→ **Your task**: Look over the lines below. Report each one that includes the string "name".

→ **Supplied entries**:
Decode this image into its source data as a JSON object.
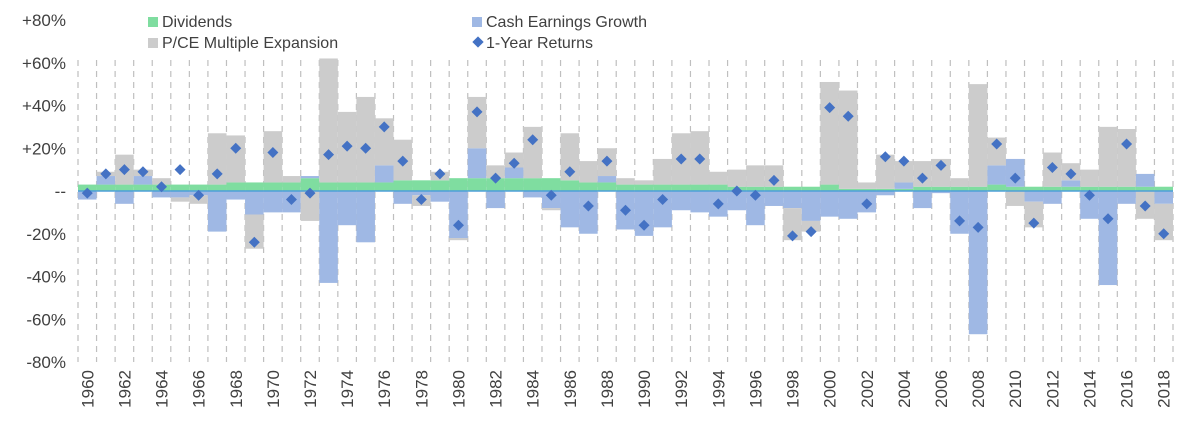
{
  "chart_data": {
    "type": "bar",
    "stacked": true,
    "title": "",
    "xlabel": "",
    "ylabel": "",
    "ylim": [
      -80,
      80
    ],
    "y_ticks": [
      -80,
      -60,
      -40,
      -20,
      0,
      20,
      40,
      60,
      80
    ],
    "y_tick_labels": [
      "-80%",
      "-60%",
      "-40%",
      "-20%",
      "--",
      "+20%",
      "+40%",
      "+60%",
      "+80%"
    ],
    "x_tick_labels_shown": [
      "1960",
      "1962",
      "1964",
      "1966",
      "1968",
      "1970",
      "1972",
      "1974",
      "1976",
      "1978",
      "1980",
      "1982",
      "1984",
      "1986",
      "1988",
      "1990",
      "1992",
      "1994",
      "1996",
      "1998",
      "2000",
      "2002",
      "2004",
      "2006",
      "2008",
      "2010",
      "2012",
      "2014",
      "2016",
      "2018"
    ],
    "grid": "vertical dashed",
    "legend_position": "top",
    "colors": {
      "dividends": "#7fdda0",
      "cash_earnings_growth": "#9fb8e4",
      "pce_multiple_expansion": "#cccccc",
      "returns_marker": "#4472c4",
      "zero_line": "#4f9fd8",
      "grid": "#bfbfbf"
    },
    "categories": [
      1960,
      1961,
      1962,
      1963,
      1964,
      1965,
      1966,
      1967,
      1968,
      1969,
      1970,
      1971,
      1972,
      1973,
      1974,
      1975,
      1976,
      1977,
      1978,
      1979,
      1980,
      1981,
      1982,
      1983,
      1984,
      1985,
      1986,
      1987,
      1988,
      1989,
      1990,
      1991,
      1992,
      1993,
      1994,
      1995,
      1996,
      1997,
      1998,
      1999,
      2000,
      2001,
      2002,
      2003,
      2004,
      2005,
      2006,
      2007,
      2008,
      2009,
      2010,
      2011,
      2012,
      2013,
      2014,
      2015,
      2016,
      2017,
      2018
    ],
    "series": [
      {
        "name": "Dividends",
        "values": [
          3,
          3,
          3,
          3,
          3,
          3,
          3,
          3,
          4,
          4,
          4,
          4,
          6,
          4,
          4,
          4,
          4,
          5,
          5,
          5,
          6,
          6,
          6,
          6,
          6,
          6,
          5,
          4,
          4,
          3,
          3,
          3,
          3,
          3,
          3,
          2,
          2,
          2,
          2,
          2,
          3,
          1,
          1,
          1,
          1,
          2,
          2,
          2,
          2,
          3,
          2,
          2,
          2,
          2,
          2,
          2,
          2,
          2,
          2
        ]
      },
      {
        "name": "Cash Earnings Growth",
        "values": [
          -4,
          4,
          -6,
          4,
          -3,
          -3,
          -2,
          -19,
          -4,
          -11,
          -10,
          -10,
          1,
          -43,
          -16,
          -24,
          8,
          -6,
          -2,
          -5,
          -22,
          14,
          -8,
          5,
          -3,
          -8,
          -17,
          -20,
          3,
          -18,
          -21,
          -17,
          -9,
          -10,
          -12,
          -9,
          -16,
          -7,
          -8,
          -14,
          -12,
          -13,
          -10,
          -2,
          3,
          -8,
          -1,
          -20,
          -67,
          9,
          13,
          -5,
          -6,
          3,
          -13,
          -44,
          -6,
          6,
          -6
        ]
      },
      {
        "name": "P/CE Multiple Expansion",
        "values": [
          0,
          2,
          14,
          3,
          3,
          -2,
          -4,
          24,
          22,
          -16,
          24,
          3,
          -14,
          58,
          33,
          40,
          22,
          19,
          -5,
          4,
          -1,
          24,
          6,
          7,
          24,
          -1,
          22,
          10,
          13,
          3,
          2,
          12,
          24,
          25,
          6,
          8,
          10,
          10,
          -15,
          -5,
          48,
          46,
          3,
          16,
          10,
          12,
          13,
          4,
          48,
          13,
          -7,
          -12,
          16,
          8,
          8,
          28,
          27,
          -13,
          -17
        ]
      },
      {
        "name": "1-Year Returns",
        "values": [
          -1,
          8,
          10,
          9,
          2,
          10,
          -2,
          8,
          20,
          -24,
          18,
          -4,
          -1,
          17,
          21,
          20,
          30,
          14,
          -4,
          8,
          -16,
          37,
          6,
          13,
          24,
          -2,
          9,
          -7,
          14,
          -9,
          -16,
          -4,
          15,
          15,
          -6,
          0,
          -2,
          5,
          -21,
          -19,
          39,
          35,
          -6,
          16,
          14,
          6,
          12,
          -14,
          -17,
          22,
          6,
          -15,
          11,
          8,
          -2,
          -13,
          22,
          -7,
          -20
        ]
      }
    ]
  },
  "legend": {
    "dividends": "Dividends",
    "cash_earnings_growth": "Cash Earnings Growth",
    "pce_multiple_expansion": "P/CE Multiple Expansion",
    "returns": "1-Year Returns"
  }
}
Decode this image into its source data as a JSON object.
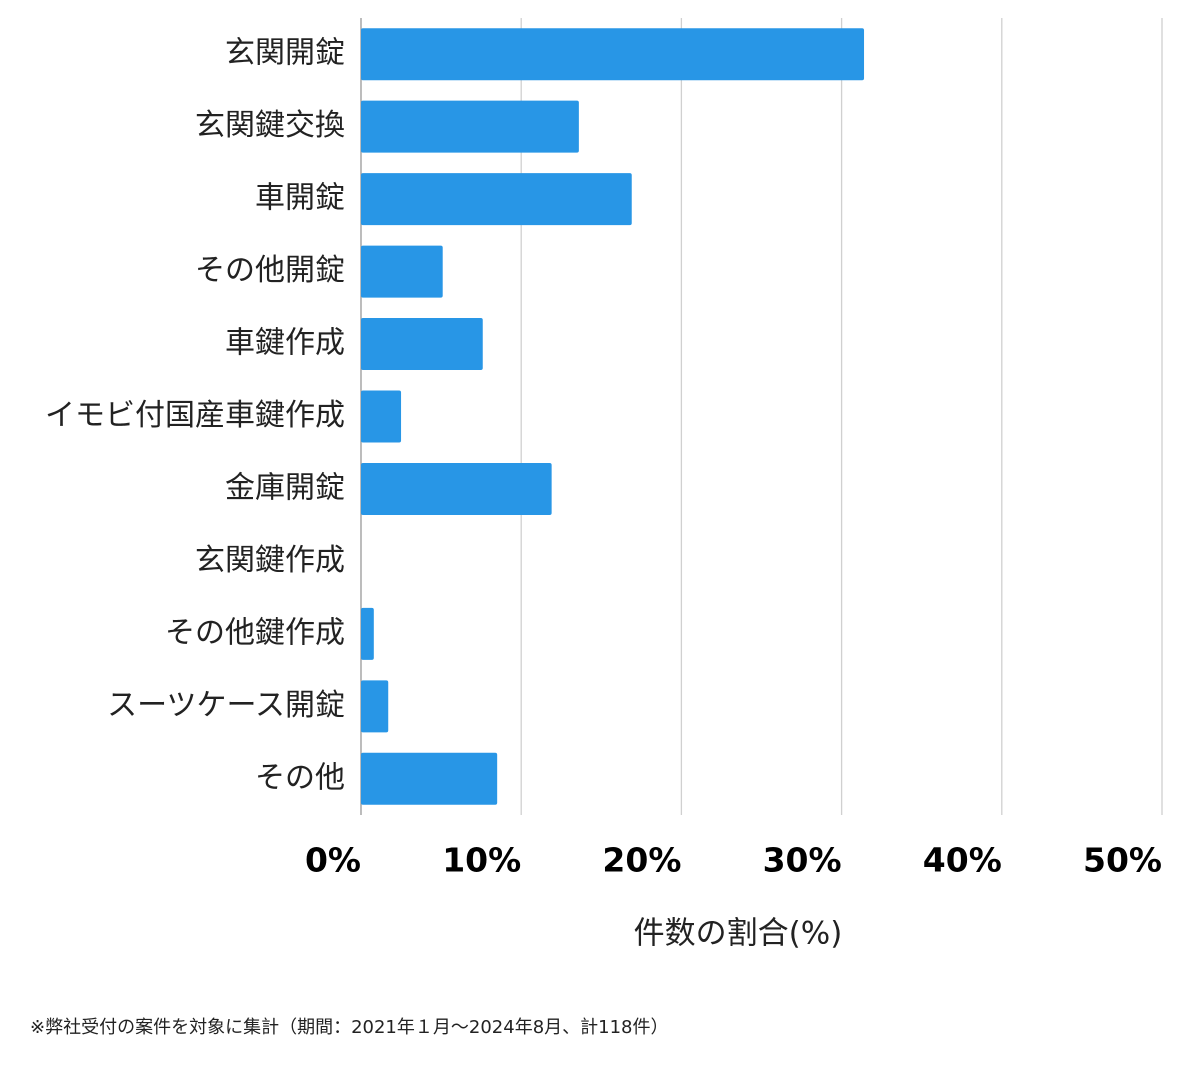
{
  "chart_data": {
    "type": "barh",
    "categories": [
      "玄関開錠",
      "玄関鍵交換",
      "車開錠",
      "その他開錠",
      "車鍵作成",
      "イモビ付国産車鍵作成",
      "金庫開錠",
      "玄関鍵作成",
      "その他鍵作成",
      "スーツケース開錠",
      "その他"
    ],
    "values": [
      31.4,
      13.6,
      16.9,
      5.1,
      7.6,
      2.5,
      11.9,
      0,
      0.8,
      1.7,
      8.5
    ],
    "color": "#2896e6",
    "xlim": [
      0,
      50
    ],
    "xticks": [
      {
        "value": 0,
        "label": "0%"
      },
      {
        "value": 10,
        "label": "10%"
      },
      {
        "value": 20,
        "label": "20%"
      },
      {
        "value": 30,
        "label": "30%"
      },
      {
        "value": 40,
        "label": "40%"
      },
      {
        "value": 50,
        "label": "50%"
      }
    ],
    "x_label": "件数の割合(%)",
    "grid": true
  },
  "footnote": "※弊社受付の案件を対象に集計（期間：2021年１月〜2024年8月、計118件）"
}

→ **Solution to this problem**:
        "name": "Dividends",
        "name": "Cash Earnings Growth",
        "name": "P/CE Multiple Expansion",
        "name": "1-Year Returns",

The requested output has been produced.